= WHAT TO WORK ON =
Look through the records below, count the lines with the word "JSON", and reply with only the number.

— start of EXCERPTED RECORDS —

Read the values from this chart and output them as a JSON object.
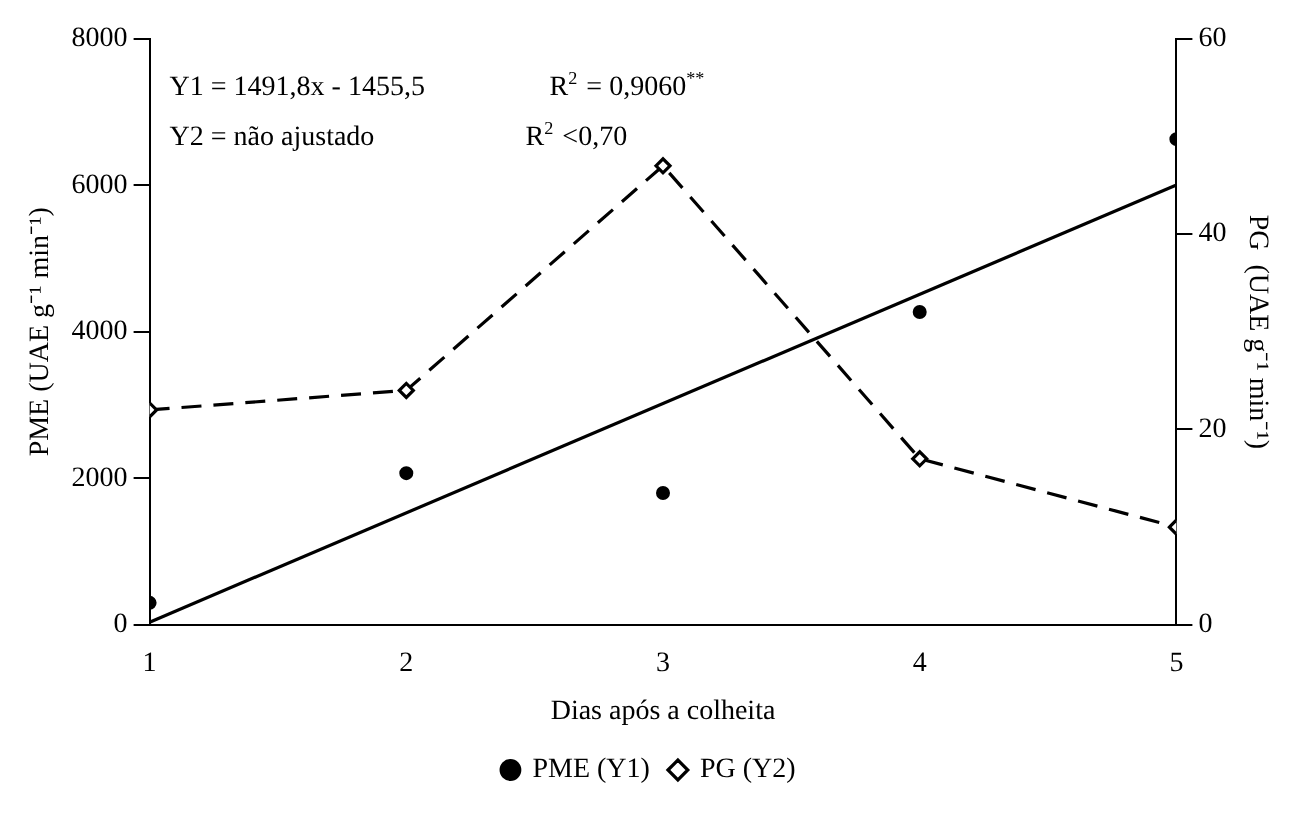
{
  "chart_data": {
    "type": "scatter",
    "xlabel": "Dias após a colheita",
    "ylabel": "PME (UAE g⁻¹ min⁻¹)",
    "y2label": "PG  (UAE g⁻¹ min⁻¹)",
    "x": [
      1,
      2,
      3,
      4,
      5
    ],
    "xlim": [
      1,
      5
    ],
    "xticks": [
      1,
      2,
      3,
      4,
      5
    ],
    "ylim": [
      0,
      8000
    ],
    "yticks": [
      0,
      2000,
      4000,
      6000,
      8000
    ],
    "y2lim": [
      0,
      60
    ],
    "y2ticks": [
      0,
      20,
      40,
      60
    ],
    "series": [
      {
        "name": "PME (Y1)",
        "color": "#000000",
        "marker": "circle",
        "values": [
          300,
          2070,
          1800,
          4270,
          6630
        ]
      },
      {
        "name": "PG (Y2)",
        "type": "line",
        "color": "#000000",
        "marker": "diamond",
        "line_style": "dashed",
        "axis": "y2",
        "values": [
          22,
          24,
          47,
          17,
          10
        ]
      },
      {
        "type": "line",
        "color": "#000000",
        "marker": "none",
        "line_style": "solid",
        "x": [
          1,
          5
        ],
        "values": [
          36,
          6004
        ]
      }
    ],
    "annotations": [
      "Y1 = 1491,8x - 1455,5",
      "R$^{2}$ = 0,9060$^{**}$",
      "Y2 = não ajustado",
      "R$^{2}$ <0,70"
    ],
    "legend": "bottom",
    "grid": false
  }
}
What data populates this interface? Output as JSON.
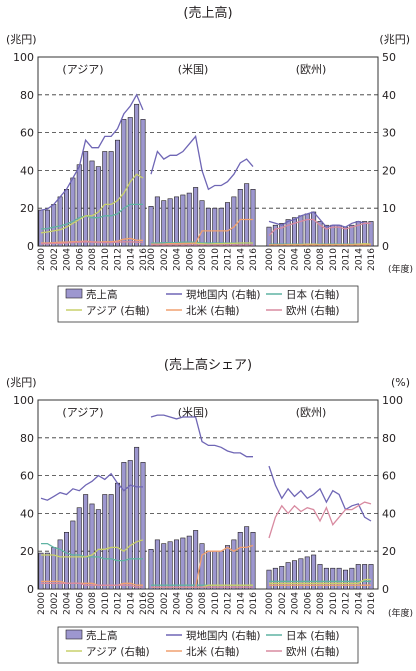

— end of EXCERPTED RECORDS —

= WORKED ANSWER =
2